[start of Material shown]

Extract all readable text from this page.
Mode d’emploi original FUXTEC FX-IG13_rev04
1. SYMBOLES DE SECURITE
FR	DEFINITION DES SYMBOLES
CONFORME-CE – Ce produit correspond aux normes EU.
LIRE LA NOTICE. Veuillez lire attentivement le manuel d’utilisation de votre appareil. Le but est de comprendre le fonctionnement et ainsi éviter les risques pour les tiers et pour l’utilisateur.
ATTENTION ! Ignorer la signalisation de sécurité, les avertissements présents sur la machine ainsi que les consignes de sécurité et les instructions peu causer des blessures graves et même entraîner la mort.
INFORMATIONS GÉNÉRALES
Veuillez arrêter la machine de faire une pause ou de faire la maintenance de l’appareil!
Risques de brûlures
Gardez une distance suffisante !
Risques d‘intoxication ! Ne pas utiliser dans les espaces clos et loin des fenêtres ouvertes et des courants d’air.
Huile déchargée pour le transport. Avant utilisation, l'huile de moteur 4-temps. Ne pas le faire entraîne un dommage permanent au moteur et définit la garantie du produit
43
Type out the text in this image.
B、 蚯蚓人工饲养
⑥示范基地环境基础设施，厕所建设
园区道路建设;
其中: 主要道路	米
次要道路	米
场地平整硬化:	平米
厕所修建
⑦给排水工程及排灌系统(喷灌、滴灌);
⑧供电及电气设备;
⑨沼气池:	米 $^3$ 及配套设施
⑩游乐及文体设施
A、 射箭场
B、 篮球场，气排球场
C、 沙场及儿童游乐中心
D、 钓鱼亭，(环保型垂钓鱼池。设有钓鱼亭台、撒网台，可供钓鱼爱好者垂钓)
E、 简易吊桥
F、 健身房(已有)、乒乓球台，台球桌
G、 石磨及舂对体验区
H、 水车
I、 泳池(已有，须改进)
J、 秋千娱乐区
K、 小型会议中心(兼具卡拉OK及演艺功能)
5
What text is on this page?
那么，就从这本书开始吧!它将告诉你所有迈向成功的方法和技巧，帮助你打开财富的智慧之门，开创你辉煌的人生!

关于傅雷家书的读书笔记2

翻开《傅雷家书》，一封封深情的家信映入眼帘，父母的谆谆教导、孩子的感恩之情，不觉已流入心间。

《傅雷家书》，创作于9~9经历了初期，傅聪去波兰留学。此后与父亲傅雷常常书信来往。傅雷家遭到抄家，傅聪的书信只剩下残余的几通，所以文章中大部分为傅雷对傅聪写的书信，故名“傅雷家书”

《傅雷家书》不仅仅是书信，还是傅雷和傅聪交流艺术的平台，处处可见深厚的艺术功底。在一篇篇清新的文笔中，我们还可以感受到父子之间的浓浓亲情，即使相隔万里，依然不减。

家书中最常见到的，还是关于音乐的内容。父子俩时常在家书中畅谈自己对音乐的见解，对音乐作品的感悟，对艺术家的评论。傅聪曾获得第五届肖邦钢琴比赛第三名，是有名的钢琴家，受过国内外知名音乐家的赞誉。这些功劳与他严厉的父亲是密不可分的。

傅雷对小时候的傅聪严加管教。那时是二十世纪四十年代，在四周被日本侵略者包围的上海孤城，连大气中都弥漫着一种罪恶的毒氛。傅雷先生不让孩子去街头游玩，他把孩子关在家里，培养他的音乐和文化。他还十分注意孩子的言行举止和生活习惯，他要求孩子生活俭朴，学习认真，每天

[end of Material shown]

#### The request:
Extract, exactly, the lines above that begin at the line containing "Type out the text in this image." and end at the final line of the records; add no other text.

#### Solution to the problem:
Type out the text in this image.
B、 蚯蚓人工饲养
⑥示范基地环境基础设施，厕所建设
园区道路建设;
其中: 主要道路	米
次要道路	米
场地平整硬化:	平米
厕所修建
⑦给排水工程及排灌系统(喷灌、滴灌);
⑧供电及电气设备;
⑨沼气池:	米 $^3$ 及配套设施
⑩游乐及文体设施
A、 射箭场
B、 篮球场，气排球场
C、 沙场及儿童游乐中心
D、 钓鱼亭，(环保型垂钓鱼池。设有钓鱼亭台、撒网台，可供钓鱼爱好者垂钓)
E、 简易吊桥
F、 健身房(已有)、乒乓球台，台球桌
G、 石磨及舂对体验区
H、 水车
I、 泳池(已有，须改进)
J、 秋千娱乐区
K、 小型会议中心(兼具卡拉OK及演艺功能)
5
What text is on this page?
那么，就从这本书开始吧!它将告诉你所有迈向成功的方法和技巧，帮助你打开财富的智慧之门，开创你辉煌的人生!

关于傅雷家书的读书笔记2

翻开《傅雷家书》，一封封深情的家信映入眼帘，父母的谆谆教导、孩子的感恩之情，不觉已流入心间。

《傅雷家书》，创作于9~9经历了初期，傅聪去波兰留学。此后与父亲傅雷常常书信来往。傅雷家遭到抄家，傅聪的书信只剩下残余的几通，所以文章中大部分为傅雷对傅聪写的书信，故名“傅雷家书”

《傅雷家书》不仅仅是书信，还是傅雷和傅聪交流艺术的平台，处处可见深厚的艺术功底。在一篇篇清新的文笔中，我们还可以感受到父子之间的浓浓亲情，即使相隔万里，依然不减。

家书中最常见到的，还是关于音乐的内容。父子俩时常在家书中畅谈自己对音乐的见解，对音乐作品的感悟，对艺术家的评论。傅聪曾获得第五届肖邦钢琴比赛第三名，是有名的钢琴家，受过国内外知名音乐家的赞誉。这些功劳与他严厉的父亲是密不可分的。

傅雷对小时候的傅聪严加管教。那时是二十世纪四十年代，在四周被日本侵略者包围的上海孤城，连大气中都弥漫着一种罪恶的毒氛。傅雷先生不让孩子去街头游玩，他把孩子关在家里，培养他的音乐和文化。他还十分注意孩子的言行举止和生活习惯，他要求孩子生活俭朴，学习认真，每天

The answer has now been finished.